__EXERCISE AIM__
Word for word, repeat the lines of the records from the one containing "Read all visible content and emit it as JSON." through the last line, both included.

━━ RECORDS TO PROCESS

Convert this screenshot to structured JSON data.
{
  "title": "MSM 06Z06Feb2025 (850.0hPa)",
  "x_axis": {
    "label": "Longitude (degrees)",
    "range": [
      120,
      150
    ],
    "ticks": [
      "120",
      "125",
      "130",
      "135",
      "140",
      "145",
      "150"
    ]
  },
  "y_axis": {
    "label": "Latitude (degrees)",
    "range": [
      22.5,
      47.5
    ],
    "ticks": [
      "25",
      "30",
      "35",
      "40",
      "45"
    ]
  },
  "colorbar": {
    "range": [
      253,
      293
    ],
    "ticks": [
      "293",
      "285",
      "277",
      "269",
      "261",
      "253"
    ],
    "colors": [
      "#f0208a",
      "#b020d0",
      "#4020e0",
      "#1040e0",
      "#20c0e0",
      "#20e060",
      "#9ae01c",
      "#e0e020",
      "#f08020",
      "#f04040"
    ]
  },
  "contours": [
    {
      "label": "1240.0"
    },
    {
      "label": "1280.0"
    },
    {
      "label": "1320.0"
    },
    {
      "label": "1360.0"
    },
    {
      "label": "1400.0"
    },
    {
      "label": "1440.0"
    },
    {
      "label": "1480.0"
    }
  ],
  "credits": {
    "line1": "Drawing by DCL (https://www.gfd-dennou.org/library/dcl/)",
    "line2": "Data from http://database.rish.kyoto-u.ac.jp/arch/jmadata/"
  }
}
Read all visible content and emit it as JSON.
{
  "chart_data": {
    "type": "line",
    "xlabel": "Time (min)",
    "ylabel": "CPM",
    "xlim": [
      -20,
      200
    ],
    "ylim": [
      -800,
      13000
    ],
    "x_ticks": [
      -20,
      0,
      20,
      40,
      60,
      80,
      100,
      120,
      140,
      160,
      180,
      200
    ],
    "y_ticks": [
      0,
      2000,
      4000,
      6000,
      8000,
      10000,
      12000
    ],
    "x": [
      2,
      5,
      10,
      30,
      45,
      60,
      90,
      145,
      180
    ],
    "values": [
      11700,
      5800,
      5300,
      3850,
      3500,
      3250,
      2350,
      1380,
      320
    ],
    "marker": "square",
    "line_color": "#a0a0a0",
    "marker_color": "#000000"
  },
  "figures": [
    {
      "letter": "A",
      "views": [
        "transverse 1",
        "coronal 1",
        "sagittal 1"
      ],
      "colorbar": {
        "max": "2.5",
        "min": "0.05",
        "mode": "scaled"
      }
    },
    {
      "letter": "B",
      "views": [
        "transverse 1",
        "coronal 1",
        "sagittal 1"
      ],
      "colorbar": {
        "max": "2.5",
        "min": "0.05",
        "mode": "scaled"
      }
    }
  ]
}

━━━━

__CORRECT RESPONSE__
Read all visible content and emit it as JSON.
{
  "chart_data": {
    "type": "line",
    "xlabel": "Time (min)",
    "ylabel": "CPM",
    "xlim": [
      -20,
      200
    ],
    "ylim": [
      -800,
      13000
    ],
    "x_ticks": [
      -20,
      0,
      20,
      40,
      60,
      80,
      100,
      120,
      140,
      160,
      180,
      200
    ],
    "y_ticks": [
      0,
      2000,
      4000,
      6000,
      8000,
      10000,
      12000
    ],
    "x": [
      2,
      5,
      10,
      30,
      45,
      60,
      90,
      145,
      180
    ],
    "values": [
      11700,
      5800,
      5300,
      3850,
      3500,
      3250,
      2350,
      1380,
      320
    ],
    "marker": "square",
    "line_color": "#a0a0a0",
    "marker_color": "#000000"
  },
  "figures": [
    {
      "letter": "A",
      "views": [
        "transverse 1",
        "coronal 1",
        "sagittal 1"
      ],
      "colorbar": {
        "max": "2.5",
        "min": "0.05",
        "mode": "scaled"
      }
    },
    {
      "letter": "B",
      "views": [
        "transverse 1",
        "coronal 1",
        "sagittal 1"
      ],
      "colorbar": {
        "max": "2.5",
        "min": "0.05",
        "mode": "scaled"
      }
    }
  ]
}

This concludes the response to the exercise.